- Problems to work on
(1) According to the datachile deployment procedure, which repository is the restui image based on?
(2) List every piece of software that the datachile deployment procedure says must be installed and running on the machine before setup.

- Article
+ + + +

/deploy

Deployment procedure for the datachile project.

Primary LanguageShellMIT LicenseMIT

datachile deployment procedure

The datachile project has been configured to run on docker containers. Make sure git, docker and docker-compose are installed and running in the machine you intend to setup datachile. You also must have previously prepared the DNS configuration for the domain this machine will be located on. This is a required step, as the virtual hosts are configured to run for a domain. The deployment procedure can be divided in 2 steps: preparation, and setup; however, it's convenient you understand the internal structure in each container before you start the deployment. Each container runs a different part of the project, and has some common elements that connects them.

restui

As part of the setup procedure, a restui image is built, ran, and then deleted. This image is based in the mondrian-rest-ui repository, specifically in the Dockerfile present in it. The files resulting from the build are stored in a docker volume, which is then shared with the nginx container.

+ + + +

- Dataset
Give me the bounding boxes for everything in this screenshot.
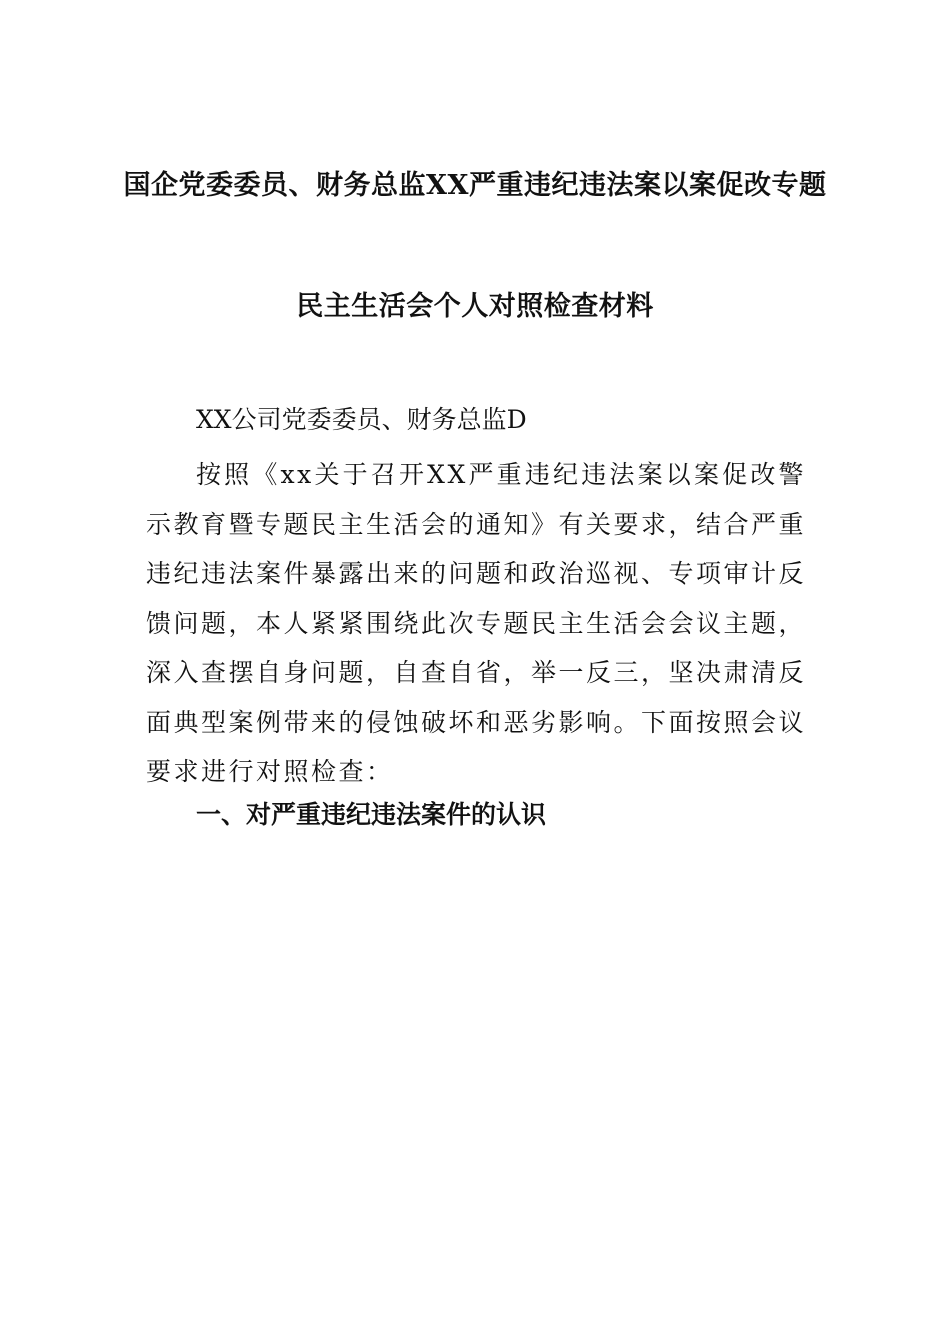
- section-heading-1: 一、对严重违纪违法案件的认识: [196, 800, 547, 829]
- document-title-line-2: 民主生活会个人对照检查材料: [296, 291, 654, 322]
- author-line: XX公司党委委员、财务总监D: [196, 405, 527, 434]
- intro-paragraph: 按照《xx关于召开XX严重违纪违法案以案促改警示教育暨专题民主生活会的通知》有关要求，结合严重违纪违法案件暴露出来的问题和政治巡视、专项审计反馈问题，本人紧紧围绕此次专题民主生活会会议主题，深入查摆自身问题，自查自省，举一反三，坚决肃清反面典型案例带来的侵蚀破坏和恶劣影响。下面按照会议要求进行对照检查：: [146, 460, 807, 786]
- document-title-line-1: 国企党委委员、财务总监XX严重违纪违法案以案促改专题: [123, 170, 827, 201]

+ + + +

- Outputs
(1) The mondrian-rest-ui repository, specifically the Dockerfile in it.

(2) git, docker, docker-compose